Request => Rewrite the material from the line containing "reply-icon bbox=[85, 655, 118, 679]" through its end, swapping "interactable" for "clickable" and leaving everything else as it is.

Given data =>

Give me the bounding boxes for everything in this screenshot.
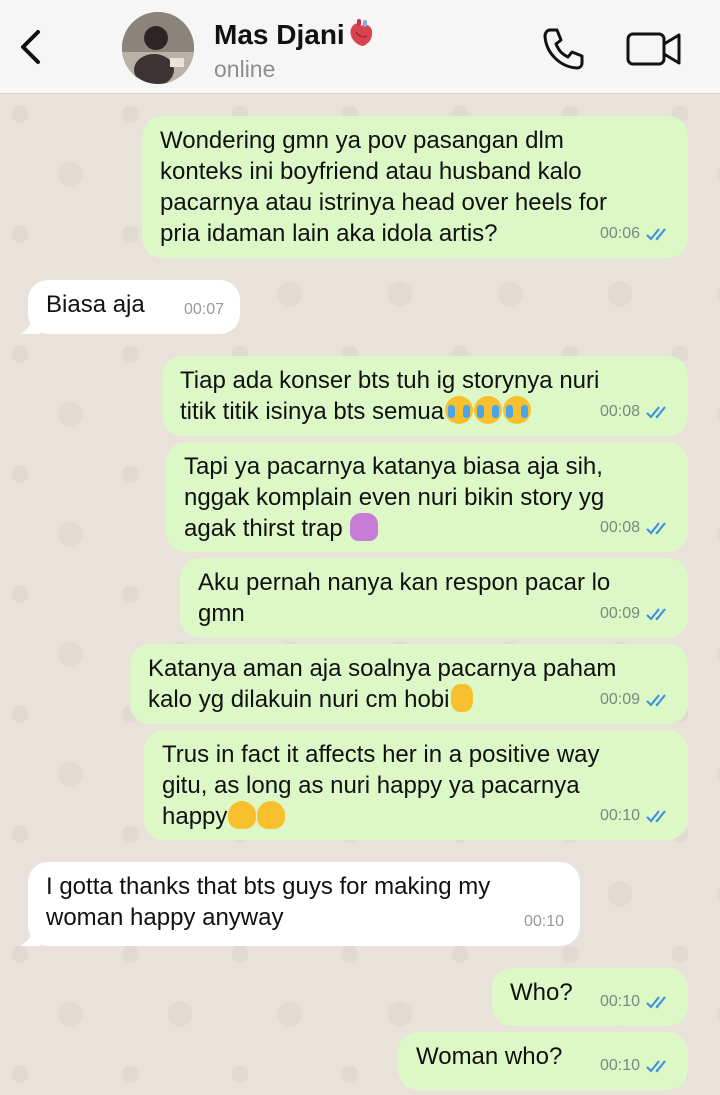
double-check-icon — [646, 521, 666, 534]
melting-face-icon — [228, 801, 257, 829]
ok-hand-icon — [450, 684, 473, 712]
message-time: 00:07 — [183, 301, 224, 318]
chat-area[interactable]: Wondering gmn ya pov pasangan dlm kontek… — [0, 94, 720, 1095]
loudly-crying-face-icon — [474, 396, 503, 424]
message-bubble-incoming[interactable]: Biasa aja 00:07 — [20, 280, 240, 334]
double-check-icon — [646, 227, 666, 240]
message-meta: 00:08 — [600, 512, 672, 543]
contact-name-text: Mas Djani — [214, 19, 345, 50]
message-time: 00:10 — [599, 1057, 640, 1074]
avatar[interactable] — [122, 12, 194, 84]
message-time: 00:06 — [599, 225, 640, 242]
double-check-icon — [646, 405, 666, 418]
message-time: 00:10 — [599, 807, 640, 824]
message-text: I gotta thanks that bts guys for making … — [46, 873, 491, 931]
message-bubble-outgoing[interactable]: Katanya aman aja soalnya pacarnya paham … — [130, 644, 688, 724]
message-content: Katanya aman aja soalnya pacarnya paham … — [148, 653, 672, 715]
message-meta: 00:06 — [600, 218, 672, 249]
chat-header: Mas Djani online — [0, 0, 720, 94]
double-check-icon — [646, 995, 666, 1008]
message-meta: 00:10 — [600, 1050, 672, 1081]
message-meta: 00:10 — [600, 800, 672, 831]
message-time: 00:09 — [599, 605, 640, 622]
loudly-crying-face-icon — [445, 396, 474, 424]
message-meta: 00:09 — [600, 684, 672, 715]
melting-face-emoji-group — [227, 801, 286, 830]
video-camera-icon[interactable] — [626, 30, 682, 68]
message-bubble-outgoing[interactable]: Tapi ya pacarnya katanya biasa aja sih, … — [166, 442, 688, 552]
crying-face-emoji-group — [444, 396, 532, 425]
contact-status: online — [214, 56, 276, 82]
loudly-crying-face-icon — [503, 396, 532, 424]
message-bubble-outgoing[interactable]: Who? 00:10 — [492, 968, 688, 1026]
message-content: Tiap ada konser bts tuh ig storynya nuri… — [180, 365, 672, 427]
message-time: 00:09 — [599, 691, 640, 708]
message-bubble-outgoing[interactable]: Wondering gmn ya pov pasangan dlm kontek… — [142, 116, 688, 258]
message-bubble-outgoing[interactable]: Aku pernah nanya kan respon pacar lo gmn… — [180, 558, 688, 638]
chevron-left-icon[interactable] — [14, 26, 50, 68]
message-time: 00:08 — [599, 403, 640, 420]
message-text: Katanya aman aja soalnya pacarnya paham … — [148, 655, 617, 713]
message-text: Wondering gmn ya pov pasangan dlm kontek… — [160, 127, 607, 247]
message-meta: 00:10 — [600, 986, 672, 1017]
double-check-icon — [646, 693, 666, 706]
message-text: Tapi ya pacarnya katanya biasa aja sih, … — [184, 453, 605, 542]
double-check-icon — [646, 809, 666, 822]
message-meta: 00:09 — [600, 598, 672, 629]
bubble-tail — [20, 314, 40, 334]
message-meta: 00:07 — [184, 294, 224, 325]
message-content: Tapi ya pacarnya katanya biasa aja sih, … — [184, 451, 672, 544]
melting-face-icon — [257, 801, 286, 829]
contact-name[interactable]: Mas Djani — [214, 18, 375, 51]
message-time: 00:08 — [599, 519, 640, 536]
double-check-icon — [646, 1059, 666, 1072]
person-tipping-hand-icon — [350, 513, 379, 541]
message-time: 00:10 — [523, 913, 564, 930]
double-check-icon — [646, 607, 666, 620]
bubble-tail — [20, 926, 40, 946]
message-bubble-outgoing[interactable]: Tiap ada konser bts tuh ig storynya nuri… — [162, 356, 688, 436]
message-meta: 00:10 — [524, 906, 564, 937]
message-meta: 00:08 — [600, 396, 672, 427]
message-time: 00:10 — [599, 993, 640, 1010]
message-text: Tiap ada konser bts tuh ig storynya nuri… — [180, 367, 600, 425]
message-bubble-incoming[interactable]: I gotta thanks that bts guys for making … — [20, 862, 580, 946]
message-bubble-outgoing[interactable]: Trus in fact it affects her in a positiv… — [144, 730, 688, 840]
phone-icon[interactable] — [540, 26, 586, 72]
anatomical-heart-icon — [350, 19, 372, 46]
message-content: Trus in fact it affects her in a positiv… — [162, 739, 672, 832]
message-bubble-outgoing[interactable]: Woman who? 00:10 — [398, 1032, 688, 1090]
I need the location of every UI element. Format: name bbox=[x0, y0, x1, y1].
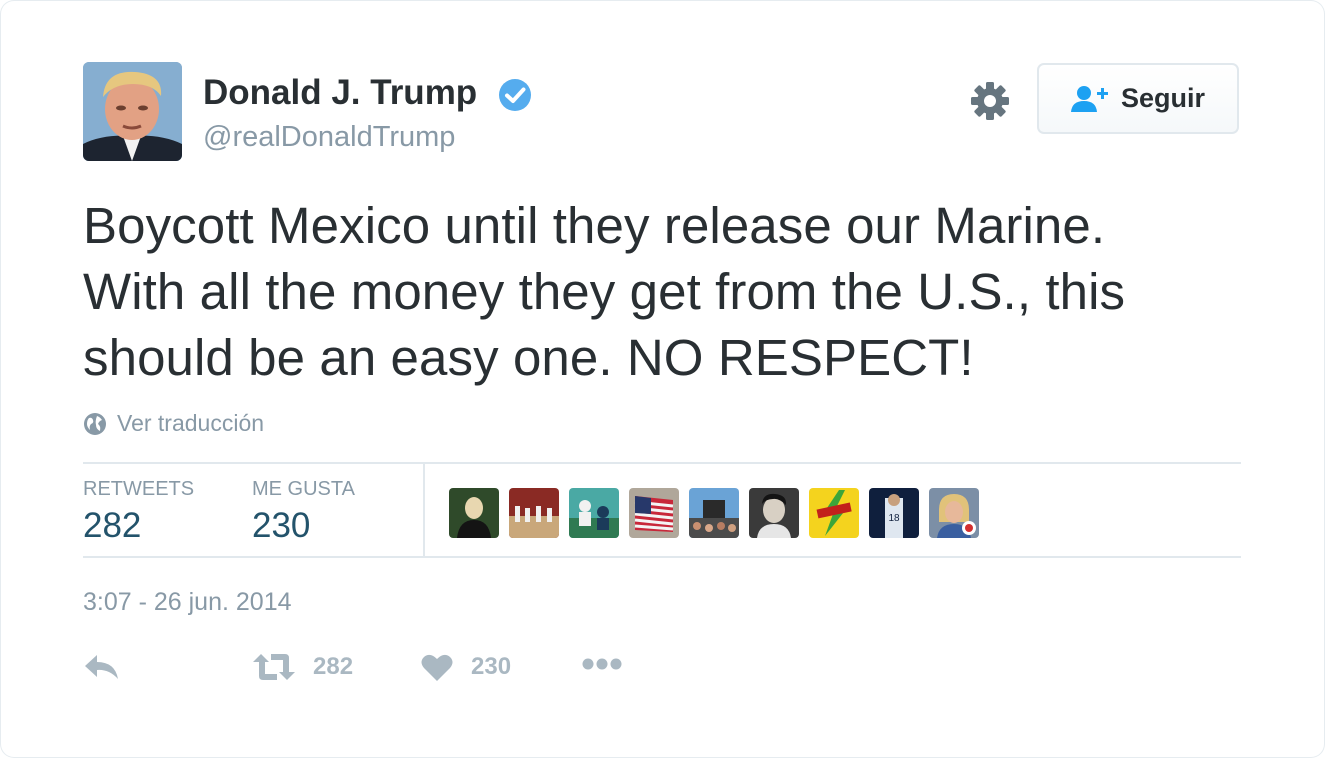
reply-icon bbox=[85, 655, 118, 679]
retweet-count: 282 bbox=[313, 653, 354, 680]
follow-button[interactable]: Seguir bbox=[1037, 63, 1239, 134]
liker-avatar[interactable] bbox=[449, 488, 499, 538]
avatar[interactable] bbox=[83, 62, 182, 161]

Problem solution =>
reply-icon bbox=[85, 655, 118, 679]
retweet-count: 282 bbox=[313, 653, 354, 680]
follow-button[clickable]: Seguir bbox=[1037, 63, 1239, 134]
liker-avatar[clickable] bbox=[449, 488, 499, 538]
avatar[clickable] bbox=[83, 62, 182, 161]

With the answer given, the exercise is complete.